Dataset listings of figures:
■ ■ ■ ■ ■ ■ ■
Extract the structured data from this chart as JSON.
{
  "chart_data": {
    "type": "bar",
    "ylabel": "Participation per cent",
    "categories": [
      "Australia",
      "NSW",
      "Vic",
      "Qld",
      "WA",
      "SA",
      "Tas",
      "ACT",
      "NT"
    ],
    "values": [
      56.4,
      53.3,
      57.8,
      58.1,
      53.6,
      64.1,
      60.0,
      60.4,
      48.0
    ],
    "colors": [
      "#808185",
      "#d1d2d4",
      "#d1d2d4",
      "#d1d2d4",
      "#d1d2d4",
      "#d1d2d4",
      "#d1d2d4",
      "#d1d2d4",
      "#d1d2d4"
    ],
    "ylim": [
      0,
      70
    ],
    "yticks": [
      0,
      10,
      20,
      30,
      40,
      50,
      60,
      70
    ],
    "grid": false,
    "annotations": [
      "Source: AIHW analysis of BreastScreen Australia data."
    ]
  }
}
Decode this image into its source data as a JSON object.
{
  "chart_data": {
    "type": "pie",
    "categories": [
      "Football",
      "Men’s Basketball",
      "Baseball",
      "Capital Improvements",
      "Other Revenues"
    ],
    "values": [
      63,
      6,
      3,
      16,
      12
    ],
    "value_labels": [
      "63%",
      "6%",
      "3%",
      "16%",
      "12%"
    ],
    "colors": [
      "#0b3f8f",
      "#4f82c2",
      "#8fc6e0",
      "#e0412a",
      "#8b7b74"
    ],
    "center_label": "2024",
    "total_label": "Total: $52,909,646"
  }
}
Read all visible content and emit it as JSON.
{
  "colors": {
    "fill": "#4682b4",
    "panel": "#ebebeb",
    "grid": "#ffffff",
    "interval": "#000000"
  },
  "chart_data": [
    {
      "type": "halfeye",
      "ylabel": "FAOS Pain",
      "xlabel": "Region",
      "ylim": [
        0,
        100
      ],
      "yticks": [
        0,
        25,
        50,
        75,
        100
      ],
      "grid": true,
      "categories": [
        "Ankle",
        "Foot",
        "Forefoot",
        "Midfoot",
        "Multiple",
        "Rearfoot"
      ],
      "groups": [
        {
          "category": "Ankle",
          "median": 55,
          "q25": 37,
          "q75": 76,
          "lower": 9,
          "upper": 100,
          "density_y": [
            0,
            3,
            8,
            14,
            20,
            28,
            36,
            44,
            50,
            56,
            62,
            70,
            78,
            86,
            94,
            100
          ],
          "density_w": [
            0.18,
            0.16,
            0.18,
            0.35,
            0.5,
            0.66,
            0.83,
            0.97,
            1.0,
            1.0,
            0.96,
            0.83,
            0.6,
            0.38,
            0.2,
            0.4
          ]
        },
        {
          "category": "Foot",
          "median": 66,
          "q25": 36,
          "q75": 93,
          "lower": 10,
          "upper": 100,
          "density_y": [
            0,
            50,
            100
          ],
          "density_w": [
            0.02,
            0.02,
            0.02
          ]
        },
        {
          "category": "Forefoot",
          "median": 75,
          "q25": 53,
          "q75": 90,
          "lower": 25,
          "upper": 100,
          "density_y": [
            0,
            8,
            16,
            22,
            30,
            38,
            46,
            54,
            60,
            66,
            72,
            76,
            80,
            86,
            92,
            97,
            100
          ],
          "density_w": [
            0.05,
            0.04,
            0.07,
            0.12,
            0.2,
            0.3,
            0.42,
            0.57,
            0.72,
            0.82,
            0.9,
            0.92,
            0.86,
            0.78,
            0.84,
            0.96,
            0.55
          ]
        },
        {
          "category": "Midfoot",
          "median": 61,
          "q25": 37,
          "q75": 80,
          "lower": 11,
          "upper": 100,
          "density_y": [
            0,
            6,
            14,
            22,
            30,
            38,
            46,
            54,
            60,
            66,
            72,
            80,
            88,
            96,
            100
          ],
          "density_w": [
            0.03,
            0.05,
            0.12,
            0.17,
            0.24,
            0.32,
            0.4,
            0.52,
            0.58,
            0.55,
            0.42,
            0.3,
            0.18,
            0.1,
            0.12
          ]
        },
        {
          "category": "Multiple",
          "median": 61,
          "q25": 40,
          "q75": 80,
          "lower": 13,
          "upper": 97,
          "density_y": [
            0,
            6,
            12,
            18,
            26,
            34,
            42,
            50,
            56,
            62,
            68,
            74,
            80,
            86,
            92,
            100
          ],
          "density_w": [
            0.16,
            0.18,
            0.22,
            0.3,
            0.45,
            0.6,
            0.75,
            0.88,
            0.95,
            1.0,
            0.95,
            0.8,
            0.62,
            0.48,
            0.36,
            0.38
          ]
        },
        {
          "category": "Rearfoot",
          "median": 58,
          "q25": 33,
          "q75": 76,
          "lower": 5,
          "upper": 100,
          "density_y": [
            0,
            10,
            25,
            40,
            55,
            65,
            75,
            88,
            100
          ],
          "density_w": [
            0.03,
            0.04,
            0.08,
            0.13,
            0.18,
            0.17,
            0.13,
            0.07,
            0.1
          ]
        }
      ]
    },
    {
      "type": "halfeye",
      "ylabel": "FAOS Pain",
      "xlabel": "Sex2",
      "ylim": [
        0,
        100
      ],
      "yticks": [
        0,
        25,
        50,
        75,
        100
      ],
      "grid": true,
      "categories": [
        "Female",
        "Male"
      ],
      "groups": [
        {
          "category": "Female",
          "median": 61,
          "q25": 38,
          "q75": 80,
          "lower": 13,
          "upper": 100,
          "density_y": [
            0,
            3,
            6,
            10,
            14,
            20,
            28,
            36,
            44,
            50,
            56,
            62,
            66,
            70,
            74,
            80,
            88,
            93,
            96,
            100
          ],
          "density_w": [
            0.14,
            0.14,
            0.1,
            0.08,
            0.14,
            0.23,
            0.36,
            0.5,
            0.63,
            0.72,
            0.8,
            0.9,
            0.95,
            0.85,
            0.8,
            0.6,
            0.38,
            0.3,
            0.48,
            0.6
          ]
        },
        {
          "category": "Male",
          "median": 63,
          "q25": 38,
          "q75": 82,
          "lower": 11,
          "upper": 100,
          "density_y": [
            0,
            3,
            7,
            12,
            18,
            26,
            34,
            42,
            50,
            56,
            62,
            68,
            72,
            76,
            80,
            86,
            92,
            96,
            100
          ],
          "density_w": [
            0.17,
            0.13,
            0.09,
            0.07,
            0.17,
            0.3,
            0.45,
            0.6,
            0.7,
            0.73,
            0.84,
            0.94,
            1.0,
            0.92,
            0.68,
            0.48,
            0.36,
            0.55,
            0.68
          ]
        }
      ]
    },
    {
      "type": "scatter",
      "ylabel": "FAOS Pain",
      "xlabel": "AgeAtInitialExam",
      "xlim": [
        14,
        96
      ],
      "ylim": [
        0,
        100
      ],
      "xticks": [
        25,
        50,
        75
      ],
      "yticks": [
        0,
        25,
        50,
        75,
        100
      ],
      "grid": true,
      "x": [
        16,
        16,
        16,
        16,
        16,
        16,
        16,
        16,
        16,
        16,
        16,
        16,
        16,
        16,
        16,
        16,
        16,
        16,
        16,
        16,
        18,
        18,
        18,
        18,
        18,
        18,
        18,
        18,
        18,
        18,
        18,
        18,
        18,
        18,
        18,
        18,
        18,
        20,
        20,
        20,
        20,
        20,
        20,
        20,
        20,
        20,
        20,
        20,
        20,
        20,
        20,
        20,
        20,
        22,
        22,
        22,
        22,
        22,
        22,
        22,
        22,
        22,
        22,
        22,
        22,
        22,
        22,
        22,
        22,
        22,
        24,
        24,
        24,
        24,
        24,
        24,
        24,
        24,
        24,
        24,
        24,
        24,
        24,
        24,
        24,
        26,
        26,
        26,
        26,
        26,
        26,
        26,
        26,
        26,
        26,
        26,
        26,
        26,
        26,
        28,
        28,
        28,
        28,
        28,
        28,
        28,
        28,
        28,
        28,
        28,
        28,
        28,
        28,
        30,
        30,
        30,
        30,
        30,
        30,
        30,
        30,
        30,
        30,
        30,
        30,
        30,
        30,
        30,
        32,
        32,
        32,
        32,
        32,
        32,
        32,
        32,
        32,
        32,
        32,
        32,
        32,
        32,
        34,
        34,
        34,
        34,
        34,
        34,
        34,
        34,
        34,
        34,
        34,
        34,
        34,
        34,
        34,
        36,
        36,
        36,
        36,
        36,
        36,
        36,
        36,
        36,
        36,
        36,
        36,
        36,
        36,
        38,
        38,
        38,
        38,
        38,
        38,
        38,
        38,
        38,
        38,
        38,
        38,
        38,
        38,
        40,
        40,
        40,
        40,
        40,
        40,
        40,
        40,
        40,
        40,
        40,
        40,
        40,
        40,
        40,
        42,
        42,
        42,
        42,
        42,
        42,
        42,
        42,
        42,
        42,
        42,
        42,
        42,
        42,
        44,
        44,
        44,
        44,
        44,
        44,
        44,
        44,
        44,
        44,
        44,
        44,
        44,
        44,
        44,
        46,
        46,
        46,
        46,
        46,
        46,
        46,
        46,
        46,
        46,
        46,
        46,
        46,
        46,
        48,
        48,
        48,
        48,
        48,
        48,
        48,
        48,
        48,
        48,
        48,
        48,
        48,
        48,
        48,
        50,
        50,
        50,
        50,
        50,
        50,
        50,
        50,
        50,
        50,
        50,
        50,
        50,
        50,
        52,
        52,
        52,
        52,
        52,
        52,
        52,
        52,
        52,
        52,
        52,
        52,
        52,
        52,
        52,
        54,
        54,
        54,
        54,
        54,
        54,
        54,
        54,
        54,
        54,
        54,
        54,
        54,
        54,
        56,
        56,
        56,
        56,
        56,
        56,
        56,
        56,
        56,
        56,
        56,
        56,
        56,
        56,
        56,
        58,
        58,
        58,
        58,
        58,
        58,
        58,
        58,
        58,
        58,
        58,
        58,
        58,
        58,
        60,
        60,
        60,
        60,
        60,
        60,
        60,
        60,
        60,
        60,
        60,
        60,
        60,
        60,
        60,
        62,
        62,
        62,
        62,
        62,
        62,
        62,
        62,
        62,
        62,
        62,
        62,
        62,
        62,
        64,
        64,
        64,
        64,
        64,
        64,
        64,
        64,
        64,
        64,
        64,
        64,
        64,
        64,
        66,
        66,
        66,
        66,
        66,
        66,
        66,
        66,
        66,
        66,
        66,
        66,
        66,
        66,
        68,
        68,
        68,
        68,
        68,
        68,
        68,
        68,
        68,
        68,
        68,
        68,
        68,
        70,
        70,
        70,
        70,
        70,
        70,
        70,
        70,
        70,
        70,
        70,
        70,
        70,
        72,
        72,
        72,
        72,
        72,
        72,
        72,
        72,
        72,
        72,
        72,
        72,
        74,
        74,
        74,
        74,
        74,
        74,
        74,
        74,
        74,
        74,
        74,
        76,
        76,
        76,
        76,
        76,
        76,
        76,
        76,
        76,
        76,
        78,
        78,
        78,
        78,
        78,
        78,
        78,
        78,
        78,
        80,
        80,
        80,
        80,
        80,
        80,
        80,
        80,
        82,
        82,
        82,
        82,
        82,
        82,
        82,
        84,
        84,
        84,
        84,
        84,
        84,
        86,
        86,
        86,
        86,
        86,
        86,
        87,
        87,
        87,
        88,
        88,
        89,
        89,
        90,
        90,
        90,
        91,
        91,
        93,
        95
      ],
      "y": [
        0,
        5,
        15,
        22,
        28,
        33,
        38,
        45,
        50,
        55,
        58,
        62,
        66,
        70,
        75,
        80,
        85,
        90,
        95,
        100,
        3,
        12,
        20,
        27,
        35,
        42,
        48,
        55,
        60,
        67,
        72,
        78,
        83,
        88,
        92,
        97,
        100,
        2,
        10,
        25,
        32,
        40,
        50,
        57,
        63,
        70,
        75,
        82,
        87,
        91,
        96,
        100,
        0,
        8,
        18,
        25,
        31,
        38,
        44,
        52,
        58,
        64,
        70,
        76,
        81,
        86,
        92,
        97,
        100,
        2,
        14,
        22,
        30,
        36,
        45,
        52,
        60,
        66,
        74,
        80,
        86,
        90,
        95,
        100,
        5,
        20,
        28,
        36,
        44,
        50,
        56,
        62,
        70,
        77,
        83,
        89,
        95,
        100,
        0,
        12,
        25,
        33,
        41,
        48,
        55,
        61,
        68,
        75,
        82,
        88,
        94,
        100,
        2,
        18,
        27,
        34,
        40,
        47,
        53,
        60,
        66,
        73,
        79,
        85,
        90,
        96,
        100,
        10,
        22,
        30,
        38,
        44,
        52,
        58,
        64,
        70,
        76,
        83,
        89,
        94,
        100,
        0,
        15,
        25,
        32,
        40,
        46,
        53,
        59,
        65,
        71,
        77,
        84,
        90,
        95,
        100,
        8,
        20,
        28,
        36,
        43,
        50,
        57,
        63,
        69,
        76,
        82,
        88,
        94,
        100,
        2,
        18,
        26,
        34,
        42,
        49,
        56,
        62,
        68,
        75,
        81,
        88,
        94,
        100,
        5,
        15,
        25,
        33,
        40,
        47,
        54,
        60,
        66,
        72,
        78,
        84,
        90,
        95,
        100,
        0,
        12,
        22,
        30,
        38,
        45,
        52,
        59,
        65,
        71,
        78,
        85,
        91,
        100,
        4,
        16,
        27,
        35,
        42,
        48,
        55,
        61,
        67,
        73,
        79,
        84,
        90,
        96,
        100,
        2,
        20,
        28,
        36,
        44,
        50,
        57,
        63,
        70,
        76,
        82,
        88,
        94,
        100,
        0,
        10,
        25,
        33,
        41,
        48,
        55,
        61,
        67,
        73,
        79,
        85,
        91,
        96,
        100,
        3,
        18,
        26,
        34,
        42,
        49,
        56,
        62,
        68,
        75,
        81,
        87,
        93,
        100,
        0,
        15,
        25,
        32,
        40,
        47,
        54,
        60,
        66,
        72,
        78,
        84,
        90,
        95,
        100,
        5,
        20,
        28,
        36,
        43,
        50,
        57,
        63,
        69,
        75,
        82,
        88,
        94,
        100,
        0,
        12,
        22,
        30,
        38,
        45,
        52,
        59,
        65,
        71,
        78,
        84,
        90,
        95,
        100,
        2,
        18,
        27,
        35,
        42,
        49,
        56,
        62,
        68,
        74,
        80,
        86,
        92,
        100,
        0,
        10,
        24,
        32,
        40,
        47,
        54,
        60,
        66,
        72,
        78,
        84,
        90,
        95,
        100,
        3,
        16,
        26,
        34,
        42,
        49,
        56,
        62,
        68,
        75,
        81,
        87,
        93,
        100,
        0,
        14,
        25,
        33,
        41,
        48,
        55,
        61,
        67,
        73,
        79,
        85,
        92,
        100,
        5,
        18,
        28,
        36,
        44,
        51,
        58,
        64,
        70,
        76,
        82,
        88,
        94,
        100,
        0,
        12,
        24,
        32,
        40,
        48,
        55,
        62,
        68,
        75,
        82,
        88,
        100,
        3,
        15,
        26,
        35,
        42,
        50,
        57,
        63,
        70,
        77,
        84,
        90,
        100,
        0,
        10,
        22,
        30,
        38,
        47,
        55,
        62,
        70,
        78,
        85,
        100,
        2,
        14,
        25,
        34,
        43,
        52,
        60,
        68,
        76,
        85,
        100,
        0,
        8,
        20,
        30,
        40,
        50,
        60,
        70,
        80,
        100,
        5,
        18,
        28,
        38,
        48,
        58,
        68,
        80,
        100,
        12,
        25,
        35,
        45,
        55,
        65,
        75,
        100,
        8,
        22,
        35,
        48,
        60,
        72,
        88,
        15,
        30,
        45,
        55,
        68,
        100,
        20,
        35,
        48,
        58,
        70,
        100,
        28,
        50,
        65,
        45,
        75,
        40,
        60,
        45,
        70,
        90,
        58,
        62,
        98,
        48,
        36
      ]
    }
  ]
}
■ ■ ■ ■ ■ ■ ■
Scan the material above for the string "lower" and return the lines that hold it.

Solution to the problem -
          "lower": 9,
          "lower": 10,
          "lower": 25,
          "lower": 11,
          "lower": 13,
          "lower": 5,
          "lower": 13,
          "lower": 11,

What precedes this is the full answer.